READING PASSAGE:
Professionals targeted

Gaza press: one in four murdered

More than 200 media workers in Gaza have been murdered in the past two years.

Israel’s brutal method of stopping the spread of bad news is to kill the journalists. There used to be around 800 reporters, photographers and other media workers in the strip. At least 247 have died, according to the UN. Many were killed in targeted attacks. Israel does not deny this; sometimes it even gloats about them.

When TV correspondent Anas al-Sharif was blown to bits with five colleagues in August – the makeshift tent they were resting in next to a hospital was bombed from a drone – the government was announcing it even before it happened.

Yousef Zaanoun/Activestills
Funeral of Anas al-Sharif

August 2025: Palestinians carry the body of Al Jazeera correspondent Anas al-Sharif during his funeral in Gaza City, alongside other journalists and one paramedic killed in the same Israeli strike on August 11 2025.

Anas al-Sharif was a widely respected journalist.
Israel said he was a Hamas commander

The five other journalists killed in same attack targeting their tent outside Gaza City’s Shifa Hospital complex were Al Jazeera crew members Mohammed Qreiqeh, Ibrahim Zaher, Moamen Aliwa and Mohammed Noufal, as well as freelance journalist Mohammad al-Khaldi. The killings came after months of threats to al-Sharif’s life by Israeli forces.

Anas al-Sharif was a widely respected journalist. Israel said he was a Hamas commander. But all six were targeted. Four were a news camera team. A week later the IDF did it again, killing another five at another hospital. Journalists work at hospitals because that is where victims are brought, and there are generators that can charge laptops and other equipment.

Whole families eliminated to intimidate reporters

Whole families have been eliminated to intimidate reporters. Wael al-Dahdouh, head of the news bureau of the Al Jazeera TV network in Gaza, was live on air when he was told that his wife, son, daughter and grandson had been killed by an Israeli air raid. He had been sent Israeli messages threatening the attack. Weeks later his eldest son, also a reporter, died when his car was hit from a drone. Wael al-Dahdouh himself was badly injured in another bombing but survived.

No war has seen so many journalists killed in such a short time. A total of 228 perished in Iraq 2003-10. The Second World War saw 69 killed in six years; 76 died in Afghanistan 2001-22 and in Ukraine so far, 15. Israel holds the record for the number killed in one strike: not in Gaza, but in Yemen. On September 16 Israel hit a newspaper office in the capital Sana’a, killing 31 journalists and four others.

DATA EXTRACT:
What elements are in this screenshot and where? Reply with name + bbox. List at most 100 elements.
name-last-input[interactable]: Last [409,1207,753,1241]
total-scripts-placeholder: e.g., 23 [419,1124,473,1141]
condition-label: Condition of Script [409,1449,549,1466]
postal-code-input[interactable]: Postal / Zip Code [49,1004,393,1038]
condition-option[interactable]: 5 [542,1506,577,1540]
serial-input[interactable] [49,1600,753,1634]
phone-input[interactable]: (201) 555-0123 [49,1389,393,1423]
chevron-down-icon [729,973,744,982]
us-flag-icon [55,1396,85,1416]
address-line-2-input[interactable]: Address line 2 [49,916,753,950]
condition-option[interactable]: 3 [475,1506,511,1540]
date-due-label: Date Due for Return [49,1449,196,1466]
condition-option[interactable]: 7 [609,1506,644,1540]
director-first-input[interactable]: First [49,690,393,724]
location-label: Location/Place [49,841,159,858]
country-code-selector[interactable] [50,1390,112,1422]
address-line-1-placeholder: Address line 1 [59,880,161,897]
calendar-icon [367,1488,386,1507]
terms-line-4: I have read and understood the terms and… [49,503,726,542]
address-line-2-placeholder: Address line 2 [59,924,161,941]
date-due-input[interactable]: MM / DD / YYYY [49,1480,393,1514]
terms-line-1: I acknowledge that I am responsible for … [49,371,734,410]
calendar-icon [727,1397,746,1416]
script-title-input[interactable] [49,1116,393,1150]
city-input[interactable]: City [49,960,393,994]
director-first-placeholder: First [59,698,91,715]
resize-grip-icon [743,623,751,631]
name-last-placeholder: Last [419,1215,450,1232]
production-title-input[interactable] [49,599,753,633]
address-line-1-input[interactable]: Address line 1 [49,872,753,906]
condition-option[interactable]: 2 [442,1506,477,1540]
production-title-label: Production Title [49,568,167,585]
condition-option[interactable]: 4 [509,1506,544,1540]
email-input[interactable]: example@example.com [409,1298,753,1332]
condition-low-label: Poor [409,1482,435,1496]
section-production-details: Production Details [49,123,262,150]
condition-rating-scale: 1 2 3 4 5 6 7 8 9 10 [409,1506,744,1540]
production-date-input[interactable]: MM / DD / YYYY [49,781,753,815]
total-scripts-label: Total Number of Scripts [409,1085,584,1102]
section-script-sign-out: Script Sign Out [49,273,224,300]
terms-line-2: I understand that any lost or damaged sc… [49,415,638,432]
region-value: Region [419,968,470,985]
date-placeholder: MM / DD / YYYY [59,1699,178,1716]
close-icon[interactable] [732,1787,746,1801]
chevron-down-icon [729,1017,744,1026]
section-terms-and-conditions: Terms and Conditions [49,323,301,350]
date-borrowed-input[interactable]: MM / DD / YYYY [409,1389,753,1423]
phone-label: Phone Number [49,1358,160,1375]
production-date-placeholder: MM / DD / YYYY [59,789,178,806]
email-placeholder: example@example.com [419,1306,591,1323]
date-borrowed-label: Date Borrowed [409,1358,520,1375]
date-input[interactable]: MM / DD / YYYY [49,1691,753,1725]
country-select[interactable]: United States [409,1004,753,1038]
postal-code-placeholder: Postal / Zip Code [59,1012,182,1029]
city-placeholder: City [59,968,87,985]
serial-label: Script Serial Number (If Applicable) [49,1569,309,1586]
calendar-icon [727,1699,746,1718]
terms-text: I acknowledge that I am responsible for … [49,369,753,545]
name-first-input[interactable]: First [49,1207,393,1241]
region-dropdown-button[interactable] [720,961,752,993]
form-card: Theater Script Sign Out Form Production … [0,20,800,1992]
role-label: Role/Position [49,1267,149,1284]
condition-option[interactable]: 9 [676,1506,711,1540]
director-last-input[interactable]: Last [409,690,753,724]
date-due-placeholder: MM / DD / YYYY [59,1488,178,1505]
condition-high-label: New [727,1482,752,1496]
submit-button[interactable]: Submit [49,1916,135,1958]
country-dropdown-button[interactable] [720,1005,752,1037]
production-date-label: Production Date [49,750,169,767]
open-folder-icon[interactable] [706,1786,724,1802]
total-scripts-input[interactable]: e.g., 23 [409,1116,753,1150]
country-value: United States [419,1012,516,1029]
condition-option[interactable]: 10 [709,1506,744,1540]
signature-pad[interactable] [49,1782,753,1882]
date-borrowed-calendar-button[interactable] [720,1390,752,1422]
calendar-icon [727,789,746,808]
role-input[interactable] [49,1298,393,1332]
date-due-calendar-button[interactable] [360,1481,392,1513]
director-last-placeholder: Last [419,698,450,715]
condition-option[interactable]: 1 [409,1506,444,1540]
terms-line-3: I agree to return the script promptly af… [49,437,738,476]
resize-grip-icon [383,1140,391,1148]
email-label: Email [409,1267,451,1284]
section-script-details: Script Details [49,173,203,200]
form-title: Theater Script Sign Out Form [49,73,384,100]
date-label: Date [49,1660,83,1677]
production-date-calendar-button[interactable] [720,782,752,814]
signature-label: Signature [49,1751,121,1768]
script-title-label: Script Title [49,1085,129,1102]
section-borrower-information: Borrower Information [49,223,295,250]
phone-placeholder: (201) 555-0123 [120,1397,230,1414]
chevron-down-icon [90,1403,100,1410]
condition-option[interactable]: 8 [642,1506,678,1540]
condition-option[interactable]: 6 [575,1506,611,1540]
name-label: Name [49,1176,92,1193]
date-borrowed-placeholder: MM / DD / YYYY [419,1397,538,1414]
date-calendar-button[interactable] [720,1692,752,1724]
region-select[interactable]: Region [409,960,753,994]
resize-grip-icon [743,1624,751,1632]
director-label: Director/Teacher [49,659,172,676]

TO DO:
a - Return word for word the part of the Gaza journalists article that begins at the words "No war has seen" and stops after "and four others.".
b - Carry the Gaza journalists article forward from the point where it stops.
The lines play no part in this exercise.

LIST OF ANSWERS:
a -
No war has seen so many journalists killed in such a short time. A total of 228 perished in Iraq 2003-10. The Second World War saw 69 killed in six years; 76 died in Afghanistan 2001-22 and in Ukraine so far, 15. Israel holds the record for the number killed in one strike: not in Gaza, but in Yemen. On September 16 Israel hit a newspaper office in the capital Sana’a, killing 31 journalists and four others.

b -
Israel is killing professionals, destroying Gaza’s future

Israel’s targeted killings were concentrated on professionals whose roles represent threats to its grim vision of Gaza’s future. Journalists and doctors are obvious targets. But teachers are a longer term threat. Israel’s priority is to fend off continued resistance to its occupation by eliminating future generations of Gazans.

But they do not want those children who survive to learn about the history of Israeli occupation and mistreatment of the Palestinian people. More than 1,000 educators have been murdered: 970 school teachers and administrators, and 130 university professors and researchers.

Even worse hit are medical staff. At the end of August 2025 the Palestine ministry of health reported at least 1,581 health workers had been killed in Gaza since October 7 2023. Replacing medical specialists who have been killed takes years of training.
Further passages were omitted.